_SET PROBLEM:_ Find the string "extension" in the records. Copy every line it appears in.

--- DATA ENTRIES ---

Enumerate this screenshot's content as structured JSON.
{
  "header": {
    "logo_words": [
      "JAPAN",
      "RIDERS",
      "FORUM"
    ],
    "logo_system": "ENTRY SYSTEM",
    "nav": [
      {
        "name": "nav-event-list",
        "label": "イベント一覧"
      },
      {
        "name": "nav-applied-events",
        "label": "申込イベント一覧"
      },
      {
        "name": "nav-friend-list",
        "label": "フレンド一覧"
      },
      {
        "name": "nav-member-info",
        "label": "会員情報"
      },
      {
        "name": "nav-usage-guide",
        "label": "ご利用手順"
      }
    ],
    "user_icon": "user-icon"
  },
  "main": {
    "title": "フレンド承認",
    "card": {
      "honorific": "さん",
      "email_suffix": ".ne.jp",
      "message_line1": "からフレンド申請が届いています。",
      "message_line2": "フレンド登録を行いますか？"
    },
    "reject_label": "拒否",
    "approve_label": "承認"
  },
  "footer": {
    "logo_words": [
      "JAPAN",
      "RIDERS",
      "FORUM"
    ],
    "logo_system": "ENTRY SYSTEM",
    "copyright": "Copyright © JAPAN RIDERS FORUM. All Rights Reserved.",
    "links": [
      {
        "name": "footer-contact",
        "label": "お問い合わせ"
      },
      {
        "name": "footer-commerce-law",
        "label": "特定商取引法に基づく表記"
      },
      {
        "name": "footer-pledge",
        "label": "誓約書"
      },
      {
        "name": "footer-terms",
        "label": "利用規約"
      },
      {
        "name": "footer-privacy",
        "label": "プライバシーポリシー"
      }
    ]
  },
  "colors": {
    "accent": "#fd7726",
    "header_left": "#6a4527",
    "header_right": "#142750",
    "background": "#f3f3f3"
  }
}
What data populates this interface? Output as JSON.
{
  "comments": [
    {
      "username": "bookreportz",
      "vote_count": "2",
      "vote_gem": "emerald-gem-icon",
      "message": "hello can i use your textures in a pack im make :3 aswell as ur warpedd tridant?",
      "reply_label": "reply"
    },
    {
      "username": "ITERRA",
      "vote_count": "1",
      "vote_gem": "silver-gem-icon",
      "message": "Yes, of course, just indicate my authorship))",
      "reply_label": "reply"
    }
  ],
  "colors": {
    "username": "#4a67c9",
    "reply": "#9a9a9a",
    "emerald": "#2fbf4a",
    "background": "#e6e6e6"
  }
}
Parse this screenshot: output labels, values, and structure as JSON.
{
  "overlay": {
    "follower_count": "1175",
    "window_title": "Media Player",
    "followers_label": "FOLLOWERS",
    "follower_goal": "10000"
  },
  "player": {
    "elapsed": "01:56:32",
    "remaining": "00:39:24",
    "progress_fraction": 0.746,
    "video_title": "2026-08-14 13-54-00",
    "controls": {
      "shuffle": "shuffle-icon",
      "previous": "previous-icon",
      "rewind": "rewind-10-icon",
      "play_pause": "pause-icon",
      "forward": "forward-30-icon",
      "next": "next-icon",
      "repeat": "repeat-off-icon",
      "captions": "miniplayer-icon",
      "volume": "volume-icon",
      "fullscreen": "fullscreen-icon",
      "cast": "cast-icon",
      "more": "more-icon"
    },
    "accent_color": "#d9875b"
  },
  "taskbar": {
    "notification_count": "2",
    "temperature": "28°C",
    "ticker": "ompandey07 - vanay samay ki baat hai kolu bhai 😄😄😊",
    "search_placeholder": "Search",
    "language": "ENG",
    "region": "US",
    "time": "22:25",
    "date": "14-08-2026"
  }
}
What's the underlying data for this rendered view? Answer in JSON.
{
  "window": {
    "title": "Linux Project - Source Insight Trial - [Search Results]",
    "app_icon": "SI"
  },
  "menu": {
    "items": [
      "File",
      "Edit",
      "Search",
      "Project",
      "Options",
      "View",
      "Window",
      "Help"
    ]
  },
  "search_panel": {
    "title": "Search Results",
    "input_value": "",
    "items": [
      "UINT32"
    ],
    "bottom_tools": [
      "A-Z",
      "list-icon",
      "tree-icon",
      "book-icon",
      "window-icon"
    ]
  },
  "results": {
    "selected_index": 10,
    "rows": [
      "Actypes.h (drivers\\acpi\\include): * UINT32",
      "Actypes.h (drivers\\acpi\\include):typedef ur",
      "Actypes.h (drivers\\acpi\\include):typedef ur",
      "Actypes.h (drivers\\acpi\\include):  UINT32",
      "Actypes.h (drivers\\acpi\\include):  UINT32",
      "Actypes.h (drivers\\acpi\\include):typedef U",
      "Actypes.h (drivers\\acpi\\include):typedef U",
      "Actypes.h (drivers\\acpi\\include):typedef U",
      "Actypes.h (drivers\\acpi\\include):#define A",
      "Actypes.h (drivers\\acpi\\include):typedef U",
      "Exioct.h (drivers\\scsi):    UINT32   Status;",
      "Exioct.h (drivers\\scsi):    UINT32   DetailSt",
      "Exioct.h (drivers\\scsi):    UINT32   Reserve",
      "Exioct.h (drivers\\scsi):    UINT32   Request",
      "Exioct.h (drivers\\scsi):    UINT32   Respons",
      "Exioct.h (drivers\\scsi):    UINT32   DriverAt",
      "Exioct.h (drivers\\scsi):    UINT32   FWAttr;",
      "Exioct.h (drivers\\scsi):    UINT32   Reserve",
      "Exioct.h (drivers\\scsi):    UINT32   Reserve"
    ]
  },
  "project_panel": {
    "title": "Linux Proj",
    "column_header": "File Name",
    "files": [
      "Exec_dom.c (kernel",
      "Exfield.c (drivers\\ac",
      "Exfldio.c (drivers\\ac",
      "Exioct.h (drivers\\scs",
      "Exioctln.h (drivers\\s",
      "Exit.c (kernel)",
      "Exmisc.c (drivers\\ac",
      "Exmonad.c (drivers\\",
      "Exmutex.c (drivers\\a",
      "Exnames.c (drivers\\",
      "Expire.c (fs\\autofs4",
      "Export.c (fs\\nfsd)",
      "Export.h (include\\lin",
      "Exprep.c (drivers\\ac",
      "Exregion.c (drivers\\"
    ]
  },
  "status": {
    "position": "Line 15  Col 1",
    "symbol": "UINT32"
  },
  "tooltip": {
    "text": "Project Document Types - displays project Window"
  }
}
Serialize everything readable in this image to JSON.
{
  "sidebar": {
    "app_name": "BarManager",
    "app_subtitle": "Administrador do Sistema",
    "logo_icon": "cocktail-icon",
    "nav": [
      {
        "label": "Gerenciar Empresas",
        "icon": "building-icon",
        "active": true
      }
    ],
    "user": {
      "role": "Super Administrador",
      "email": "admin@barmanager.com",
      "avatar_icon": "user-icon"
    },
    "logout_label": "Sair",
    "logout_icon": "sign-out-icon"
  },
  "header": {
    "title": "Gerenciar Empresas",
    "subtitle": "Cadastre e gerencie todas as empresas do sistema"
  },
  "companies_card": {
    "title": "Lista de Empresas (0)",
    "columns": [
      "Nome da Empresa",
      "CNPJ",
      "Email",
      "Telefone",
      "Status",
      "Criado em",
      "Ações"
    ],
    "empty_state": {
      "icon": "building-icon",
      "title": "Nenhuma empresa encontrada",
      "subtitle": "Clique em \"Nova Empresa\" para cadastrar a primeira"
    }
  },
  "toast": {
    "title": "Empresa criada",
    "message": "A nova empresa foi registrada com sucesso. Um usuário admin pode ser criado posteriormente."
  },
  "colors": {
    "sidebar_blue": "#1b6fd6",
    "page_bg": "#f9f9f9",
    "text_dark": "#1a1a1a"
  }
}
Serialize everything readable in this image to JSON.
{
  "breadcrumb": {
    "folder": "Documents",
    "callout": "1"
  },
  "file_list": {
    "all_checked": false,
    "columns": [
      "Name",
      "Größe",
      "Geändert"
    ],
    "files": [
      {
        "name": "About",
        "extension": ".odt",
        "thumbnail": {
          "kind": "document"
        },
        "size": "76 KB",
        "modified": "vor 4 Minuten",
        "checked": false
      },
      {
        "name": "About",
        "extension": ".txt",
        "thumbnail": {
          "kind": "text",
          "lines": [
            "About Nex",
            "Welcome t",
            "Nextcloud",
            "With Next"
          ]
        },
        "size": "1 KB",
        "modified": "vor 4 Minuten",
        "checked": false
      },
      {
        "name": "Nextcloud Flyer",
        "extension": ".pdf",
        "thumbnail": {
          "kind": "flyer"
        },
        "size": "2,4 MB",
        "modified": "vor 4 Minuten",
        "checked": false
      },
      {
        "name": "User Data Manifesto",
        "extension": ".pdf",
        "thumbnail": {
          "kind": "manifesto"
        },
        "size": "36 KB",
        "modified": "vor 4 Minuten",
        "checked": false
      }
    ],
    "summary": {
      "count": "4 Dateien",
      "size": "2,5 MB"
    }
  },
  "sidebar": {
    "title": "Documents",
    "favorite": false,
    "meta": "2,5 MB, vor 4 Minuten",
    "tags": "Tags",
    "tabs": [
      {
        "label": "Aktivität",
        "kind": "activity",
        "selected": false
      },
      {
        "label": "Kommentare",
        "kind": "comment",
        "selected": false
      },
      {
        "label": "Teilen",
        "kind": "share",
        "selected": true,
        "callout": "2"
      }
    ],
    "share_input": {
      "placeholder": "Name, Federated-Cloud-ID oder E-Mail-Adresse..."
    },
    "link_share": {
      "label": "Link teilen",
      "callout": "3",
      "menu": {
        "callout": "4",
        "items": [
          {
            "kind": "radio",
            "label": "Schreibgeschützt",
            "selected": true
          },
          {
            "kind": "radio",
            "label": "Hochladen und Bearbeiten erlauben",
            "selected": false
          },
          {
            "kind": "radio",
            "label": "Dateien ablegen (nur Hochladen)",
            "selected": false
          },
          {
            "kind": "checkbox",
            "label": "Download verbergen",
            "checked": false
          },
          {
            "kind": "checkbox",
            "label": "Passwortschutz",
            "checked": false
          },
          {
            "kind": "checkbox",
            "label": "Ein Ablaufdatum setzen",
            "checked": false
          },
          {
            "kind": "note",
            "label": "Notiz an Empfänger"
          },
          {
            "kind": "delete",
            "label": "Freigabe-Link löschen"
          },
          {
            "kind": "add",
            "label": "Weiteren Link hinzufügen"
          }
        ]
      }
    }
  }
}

---

_SOLVED EXERCISE:_
        "extension": ".odt",
        "extension": ".txt",
        "extension": ".pdf",
        "extension": ".pdf",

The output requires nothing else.